### The problem
Starting at the line with "What data was" in it, reproduce each line below through the last one, exactly, and include nothing else.

### Records from a collection of figures
....................
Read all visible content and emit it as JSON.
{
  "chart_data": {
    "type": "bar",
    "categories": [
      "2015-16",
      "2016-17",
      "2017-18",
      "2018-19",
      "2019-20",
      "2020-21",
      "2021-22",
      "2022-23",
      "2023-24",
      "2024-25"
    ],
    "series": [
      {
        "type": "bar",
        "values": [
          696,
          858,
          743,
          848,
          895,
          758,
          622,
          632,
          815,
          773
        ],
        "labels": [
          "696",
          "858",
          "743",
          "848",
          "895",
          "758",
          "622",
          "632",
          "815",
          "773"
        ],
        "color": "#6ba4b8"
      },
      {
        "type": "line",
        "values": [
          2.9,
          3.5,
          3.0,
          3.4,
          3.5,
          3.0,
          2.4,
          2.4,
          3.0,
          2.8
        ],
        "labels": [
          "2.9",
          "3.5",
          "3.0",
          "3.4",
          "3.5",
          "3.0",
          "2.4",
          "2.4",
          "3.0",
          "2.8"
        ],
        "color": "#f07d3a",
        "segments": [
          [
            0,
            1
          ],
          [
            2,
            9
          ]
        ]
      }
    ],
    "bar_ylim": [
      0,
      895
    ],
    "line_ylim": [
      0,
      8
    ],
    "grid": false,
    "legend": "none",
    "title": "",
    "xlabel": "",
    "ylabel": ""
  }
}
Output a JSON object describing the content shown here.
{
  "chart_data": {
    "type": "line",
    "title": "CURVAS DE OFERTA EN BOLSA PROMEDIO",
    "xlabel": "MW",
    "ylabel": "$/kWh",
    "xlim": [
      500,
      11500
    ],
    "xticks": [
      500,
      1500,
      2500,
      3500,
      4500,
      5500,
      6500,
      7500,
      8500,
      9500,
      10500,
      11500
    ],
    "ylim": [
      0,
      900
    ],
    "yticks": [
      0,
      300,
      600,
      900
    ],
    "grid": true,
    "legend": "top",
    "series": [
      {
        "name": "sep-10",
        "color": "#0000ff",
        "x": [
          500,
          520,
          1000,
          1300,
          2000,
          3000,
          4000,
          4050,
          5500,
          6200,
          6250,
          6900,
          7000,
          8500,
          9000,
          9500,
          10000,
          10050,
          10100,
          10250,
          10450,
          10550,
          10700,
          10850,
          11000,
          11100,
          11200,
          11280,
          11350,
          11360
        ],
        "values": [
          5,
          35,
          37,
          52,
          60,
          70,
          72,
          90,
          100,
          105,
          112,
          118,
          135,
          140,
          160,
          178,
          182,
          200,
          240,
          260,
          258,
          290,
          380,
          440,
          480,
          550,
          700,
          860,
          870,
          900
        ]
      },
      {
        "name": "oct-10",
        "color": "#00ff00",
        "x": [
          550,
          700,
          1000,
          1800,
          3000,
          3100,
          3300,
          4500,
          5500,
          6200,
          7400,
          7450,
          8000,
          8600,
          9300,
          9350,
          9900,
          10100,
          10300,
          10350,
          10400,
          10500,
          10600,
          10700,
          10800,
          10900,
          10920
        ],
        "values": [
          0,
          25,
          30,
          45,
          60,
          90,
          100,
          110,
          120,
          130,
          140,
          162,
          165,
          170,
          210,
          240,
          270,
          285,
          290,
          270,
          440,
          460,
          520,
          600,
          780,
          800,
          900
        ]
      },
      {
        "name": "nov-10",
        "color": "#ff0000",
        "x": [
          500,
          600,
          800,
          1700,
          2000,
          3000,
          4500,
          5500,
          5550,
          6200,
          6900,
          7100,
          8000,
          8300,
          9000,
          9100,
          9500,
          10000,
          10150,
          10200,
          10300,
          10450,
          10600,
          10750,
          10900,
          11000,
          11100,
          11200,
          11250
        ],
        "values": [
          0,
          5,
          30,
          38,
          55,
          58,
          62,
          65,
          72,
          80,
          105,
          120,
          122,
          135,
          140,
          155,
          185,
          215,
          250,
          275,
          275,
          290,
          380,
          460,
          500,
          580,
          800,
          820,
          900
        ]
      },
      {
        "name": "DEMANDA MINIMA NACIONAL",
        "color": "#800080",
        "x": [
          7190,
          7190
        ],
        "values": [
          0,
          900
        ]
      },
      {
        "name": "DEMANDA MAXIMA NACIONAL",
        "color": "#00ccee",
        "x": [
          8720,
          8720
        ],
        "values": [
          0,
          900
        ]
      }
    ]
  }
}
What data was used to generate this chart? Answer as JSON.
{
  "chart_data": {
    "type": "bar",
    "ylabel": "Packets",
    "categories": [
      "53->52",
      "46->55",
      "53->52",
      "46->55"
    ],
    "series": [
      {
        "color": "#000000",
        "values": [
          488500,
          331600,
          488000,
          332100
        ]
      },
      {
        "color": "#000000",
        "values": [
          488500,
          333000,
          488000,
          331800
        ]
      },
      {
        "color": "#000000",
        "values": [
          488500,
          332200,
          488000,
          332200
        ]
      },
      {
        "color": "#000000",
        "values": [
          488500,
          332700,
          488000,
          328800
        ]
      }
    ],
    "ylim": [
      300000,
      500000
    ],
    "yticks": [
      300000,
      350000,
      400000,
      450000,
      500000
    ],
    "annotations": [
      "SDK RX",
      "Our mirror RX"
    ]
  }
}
....................
### Expected answer
What data was used to generate this chart? Answer as JSON.
{
  "chart_data": {
    "type": "bar",
    "ylabel": "Packets",
    "categories": [
      "53->52",
      "46->55",
      "53->52",
      "46->55"
    ],
    "series": [
      {
        "color": "#000000",
        "values": [
          488500,
          331600,
          488000,
          332100
        ]
      },
      {
        "color": "#000000",
        "values": [
          488500,
          333000,
          488000,
          331800
        ]
      },
      {
        "color": "#000000",
        "values": [
          488500,
          332200,
          488000,
          332200
        ]
      },
      {
        "color": "#000000",
        "values": [
          488500,
          332700,
          488000,
          328800
        ]
      }
    ],
    "ylim": [
      300000,
      500000
    ],
    "yticks": [
      300000,
      350000,
      400000,
      450000,
      500000
    ],
    "annotations": [
      "SDK RX",
      "Our mirror RX"
    ]
  }
}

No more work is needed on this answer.